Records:
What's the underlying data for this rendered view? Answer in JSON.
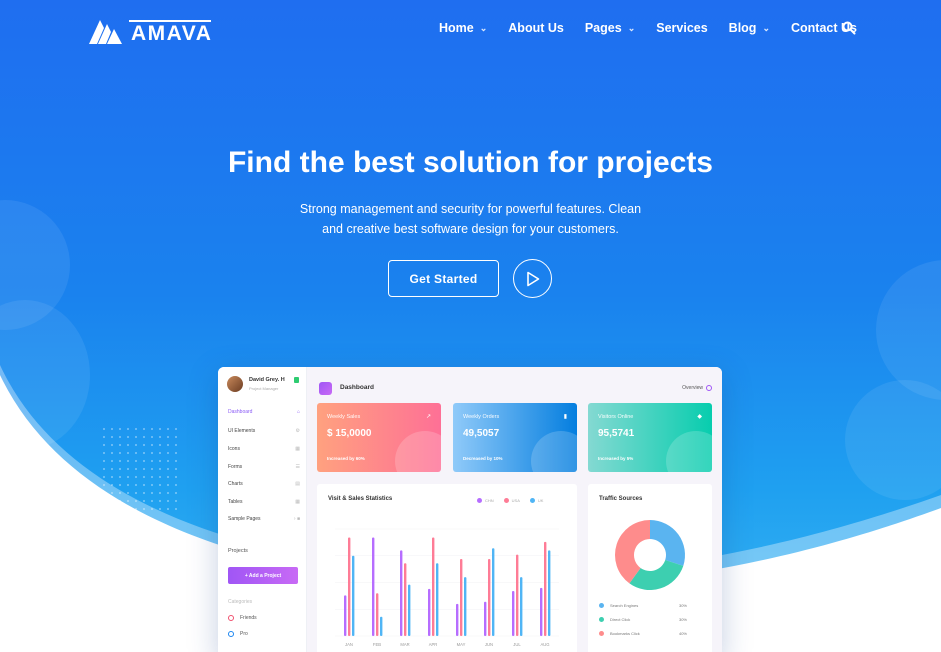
{
  "brand": {
    "name": "AMAVA"
  },
  "nav": {
    "items": [
      {
        "label": "Home",
        "has_dropdown": true
      },
      {
        "label": "About Us",
        "has_dropdown": false
      },
      {
        "label": "Pages",
        "has_dropdown": true
      },
      {
        "label": "Services",
        "has_dropdown": false
      },
      {
        "label": "Blog",
        "has_dropdown": true
      },
      {
        "label": "Contact Us",
        "has_dropdown": false
      }
    ],
    "search_icon": "search-icon"
  },
  "hero": {
    "headline": "Find the best solution for projects",
    "subtext": "Strong management and security for powerful features. Clean and creative best software design for your customers.",
    "cta_label": "Get Started",
    "play_icon": "play-icon"
  },
  "dashboard": {
    "user": {
      "name": "David Grey. H",
      "role": "Project Manager"
    },
    "sidebar": [
      {
        "label": "Dashboard",
        "icon": "home-icon",
        "active": true
      },
      {
        "label": "UI Elements",
        "icon": "gear-icon",
        "active": false
      },
      {
        "label": "Icons",
        "icon": "grid-icon",
        "active": false
      },
      {
        "label": "Forms",
        "icon": "list-icon",
        "active": false
      },
      {
        "label": "Charts",
        "icon": "chart-icon",
        "active": false
      },
      {
        "label": "Tables",
        "icon": "table-icon",
        "active": false
      },
      {
        "label": "Sample Pages",
        "icon": "lock-icon",
        "active": false
      }
    ],
    "projects_heading": "Projects",
    "add_project_label": "+ Add a Project",
    "categories_heading": "Categories",
    "categories": [
      {
        "label": "Friends",
        "color": "#f0506e"
      },
      {
        "label": "Pro",
        "color": "#1e87f0"
      }
    ],
    "title": "Dashboard",
    "overview_label": "Overview",
    "cards": [
      {
        "title": "Weekly Sales",
        "value": "$ 15,0000",
        "footer": "Increased by 60%",
        "icon": "chart-icon",
        "gradient": [
          "#ffa17f",
          "#fe7096"
        ]
      },
      {
        "title": "Weekly Orders",
        "value": "49,5057",
        "footer": "Decreased by 10%",
        "icon": "bookmark-icon",
        "gradient": [
          "#90caf9",
          "#047edf"
        ]
      },
      {
        "title": "Visitors Online",
        "value": "95,5741",
        "footer": "Increased by 5%",
        "icon": "diamond-icon",
        "gradient": [
          "#84d9d2",
          "#07cdae"
        ]
      }
    ],
    "stats_title": "Visit & Sales Statistics",
    "stats_legend": [
      {
        "name": "CHN",
        "color": "#b66dff"
      },
      {
        "name": "USA",
        "color": "#fe7c96"
      },
      {
        "name": "UK",
        "color": "#50b5f5"
      }
    ],
    "traffic_title": "Traffic Sources",
    "traffic_rows": [
      {
        "label": "Search Engines",
        "value": "30%",
        "color": "#5ab4f0"
      },
      {
        "label": "Direct Click",
        "value": "30%",
        "color": "#3dcfb0"
      },
      {
        "label": "Bookmarks Click",
        "value": "40%",
        "color": "#fe8c8c"
      }
    ]
  },
  "chart_data": [
    {
      "type": "bar",
      "title": "Visit & Sales Statistics",
      "categories": [
        "JAN",
        "FEB",
        "MAR",
        "APR",
        "MAY",
        "JUN",
        "JUL",
        "AUG"
      ],
      "series": [
        {
          "name": "CHN",
          "values": [
            38,
            92,
            80,
            44,
            30,
            32,
            42,
            45
          ]
        },
        {
          "name": "USA",
          "values": [
            92,
            40,
            68,
            92,
            72,
            72,
            76,
            88
          ]
        },
        {
          "name": "UK",
          "values": [
            75,
            18,
            48,
            68,
            55,
            82,
            55,
            80
          ]
        }
      ],
      "ylim": [
        0,
        100
      ]
    },
    {
      "type": "pie",
      "title": "Traffic Sources",
      "labels": [
        "Search Engines",
        "Direct Click",
        "Bookmarks Click"
      ],
      "values": [
        30,
        30,
        40
      ]
    }
  ]
}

Problem to solve: Show all lines from the listing above in which "Click" appears.

Final result:
        "label": "Direct Click",
        "label": "Bookmarks Click",
        "Direct Click",
        "Bookmarks Click"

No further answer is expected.